(Dataset entries on figures)
— BEGIN —

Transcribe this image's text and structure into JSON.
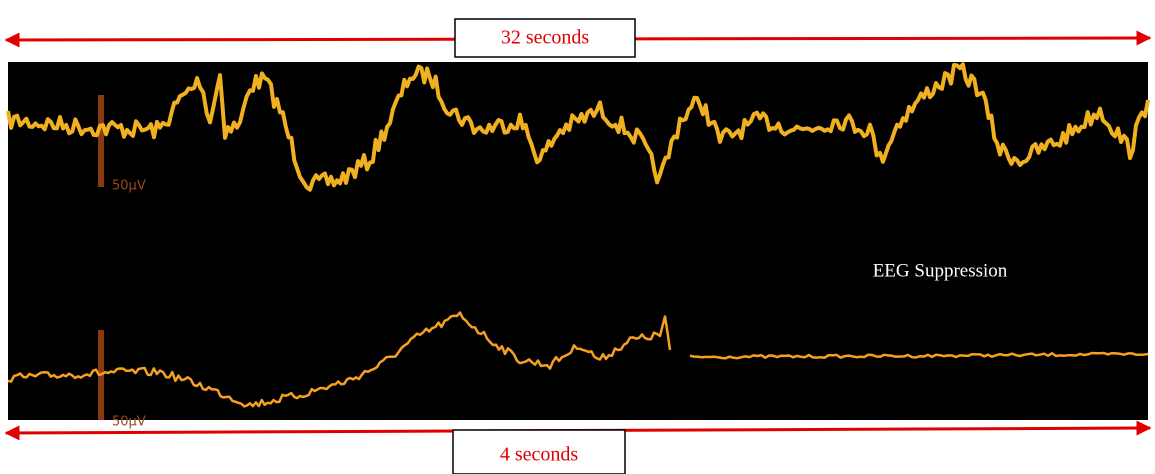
{
  "annotations": {
    "top_span": "32 seconds",
    "bottom_span": "4 seconds",
    "event": "EEG Suppression"
  },
  "scale_labels": [
    "50µV",
    "50µV"
  ]
}
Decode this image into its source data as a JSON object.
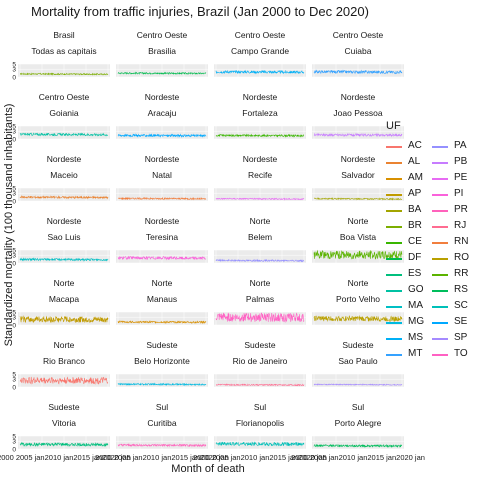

— END —

*Set exercise*. Omit each picture, then return all of the listing exactly as it stands.

*Output for this exercise*.
Transcribe this image's text and structure into JSON.
{
  "annotations": {
    "top_span": "32 seconds",
    "bottom_span": "4 seconds",
    "event": "EEG Suppression"
  },
  "scale_labels": [
    "50µV",
    "50µV"
  ]
}
Decode this image into its source data as a JSON object.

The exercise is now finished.